● **PROBLEM DESCRIPTION**: Restate the records in their entirety, word for word.

● **DATA SHOWN**:
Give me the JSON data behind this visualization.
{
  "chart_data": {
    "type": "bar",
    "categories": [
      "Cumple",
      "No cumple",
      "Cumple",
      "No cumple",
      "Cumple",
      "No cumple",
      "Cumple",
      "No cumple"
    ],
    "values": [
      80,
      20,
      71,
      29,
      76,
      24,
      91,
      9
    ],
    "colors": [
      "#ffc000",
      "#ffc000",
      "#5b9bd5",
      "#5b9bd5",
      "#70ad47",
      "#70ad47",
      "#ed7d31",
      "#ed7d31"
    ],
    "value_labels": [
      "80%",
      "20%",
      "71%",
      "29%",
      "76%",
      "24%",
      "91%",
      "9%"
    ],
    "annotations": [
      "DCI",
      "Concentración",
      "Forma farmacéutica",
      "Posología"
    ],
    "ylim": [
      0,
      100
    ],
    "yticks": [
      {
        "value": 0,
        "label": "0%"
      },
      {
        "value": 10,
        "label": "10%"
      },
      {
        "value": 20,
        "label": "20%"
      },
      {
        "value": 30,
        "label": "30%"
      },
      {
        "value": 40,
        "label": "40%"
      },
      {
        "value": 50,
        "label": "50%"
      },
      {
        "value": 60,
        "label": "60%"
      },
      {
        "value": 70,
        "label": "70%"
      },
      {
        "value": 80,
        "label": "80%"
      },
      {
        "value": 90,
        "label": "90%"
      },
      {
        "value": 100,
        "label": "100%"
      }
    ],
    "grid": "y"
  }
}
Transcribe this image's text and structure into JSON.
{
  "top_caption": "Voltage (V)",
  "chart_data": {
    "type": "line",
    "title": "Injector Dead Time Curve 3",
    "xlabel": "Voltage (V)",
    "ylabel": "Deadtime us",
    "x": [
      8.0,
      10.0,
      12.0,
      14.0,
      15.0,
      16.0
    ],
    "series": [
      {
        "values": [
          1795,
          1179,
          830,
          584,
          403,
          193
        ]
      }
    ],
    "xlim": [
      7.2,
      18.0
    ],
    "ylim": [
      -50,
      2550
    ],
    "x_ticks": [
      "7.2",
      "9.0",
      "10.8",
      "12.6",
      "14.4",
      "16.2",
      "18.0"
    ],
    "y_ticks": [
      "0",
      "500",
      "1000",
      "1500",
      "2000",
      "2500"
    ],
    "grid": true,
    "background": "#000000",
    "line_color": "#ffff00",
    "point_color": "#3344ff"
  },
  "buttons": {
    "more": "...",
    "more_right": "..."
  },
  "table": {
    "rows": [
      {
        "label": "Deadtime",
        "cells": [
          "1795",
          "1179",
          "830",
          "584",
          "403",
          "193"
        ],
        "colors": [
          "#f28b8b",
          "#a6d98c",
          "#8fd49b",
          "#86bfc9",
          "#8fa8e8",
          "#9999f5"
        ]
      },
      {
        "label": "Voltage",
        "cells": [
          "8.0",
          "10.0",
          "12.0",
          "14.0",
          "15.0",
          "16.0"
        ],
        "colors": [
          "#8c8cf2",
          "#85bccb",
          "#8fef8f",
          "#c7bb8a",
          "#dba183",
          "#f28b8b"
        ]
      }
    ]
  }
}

● **EXERCISE SOLUTION**:
Give me the JSON data behind this visualization.
{
  "chart_data": {
    "type": "bar",
    "categories": [
      "Cumple",
      "No cumple",
      "Cumple",
      "No cumple",
      "Cumple",
      "No cumple",
      "Cumple",
      "No cumple"
    ],
    "values": [
      80,
      20,
      71,
      29,
      76,
      24,
      91,
      9
    ],
    "colors": [
      "#ffc000",
      "#ffc000",
      "#5b9bd5",
      "#5b9bd5",
      "#70ad47",
      "#70ad47",
      "#ed7d31",
      "#ed7d31"
    ],
    "value_labels": [
      "80%",
      "20%",
      "71%",
      "29%",
      "76%",
      "24%",
      "91%",
      "9%"
    ],
    "annotations": [
      "DCI",
      "Concentración",
      "Forma farmacéutica",
      "Posología"
    ],
    "ylim": [
      0,
      100
    ],
    "yticks": [
      {
        "value": 0,
        "label": "0%"
      },
      {
        "value": 10,
        "label": "10%"
      },
      {
        "value": 20,
        "label": "20%"
      },
      {
        "value": 30,
        "label": "30%"
      },
      {
        "value": 40,
        "label": "40%"
      },
      {
        "value": 50,
        "label": "50%"
      },
      {
        "value": 60,
        "label": "60%"
      },
      {
        "value": 70,
        "label": "70%"
      },
      {
        "value": 80,
        "label": "80%"
      },
      {
        "value": 90,
        "label": "90%"
      },
      {
        "value": 100,
        "label": "100%"
      }
    ],
    "grid": "y"
  }
}
Transcribe this image's text and structure into JSON.
{
  "top_caption": "Voltage (V)",
  "chart_data": {
    "type": "line",
    "title": "Injector Dead Time Curve 3",
    "xlabel": "Voltage (V)",
    "ylabel": "Deadtime us",
    "x": [
      8.0,
      10.0,
      12.0,
      14.0,
      15.0,
      16.0
    ],
    "series": [
      {
        "values": [
          1795,
          1179,
          830,
          584,
          403,
          193
        ]
      }
    ],
    "xlim": [
      7.2,
      18.0
    ],
    "ylim": [
      -50,
      2550
    ],
    "x_ticks": [
      "7.2",
      "9.0",
      "10.8",
      "12.6",
      "14.4",
      "16.2",
      "18.0"
    ],
    "y_ticks": [
      "0",
      "500",
      "1000",
      "1500",
      "2000",
      "2500"
    ],
    "grid": true,
    "background": "#000000",
    "line_color": "#ffff00",
    "point_color": "#3344ff"
  },
  "buttons": {
    "more": "...",
    "more_right": "..."
  },
  "table": {
    "rows": [
      {
        "label": "Deadtime",
        "cells": [
          "1795",
          "1179",
          "830",
          "584",
          "403",
          "193"
        ],
        "colors": [
          "#f28b8b",
          "#a6d98c",
          "#8fd49b",
          "#86bfc9",
          "#8fa8e8",
          "#9999f5"
        ]
      },
      {
        "label": "Voltage",
        "cells": [
          "8.0",
          "10.0",
          "12.0",
          "14.0",
          "15.0",
          "16.0"
        ],
        "colors": [
          "#8c8cf2",
          "#85bccb",
          "#8fef8f",
          "#c7bb8a",
          "#dba183",
          "#f28b8b"
        ]
      }
    ]
  }
}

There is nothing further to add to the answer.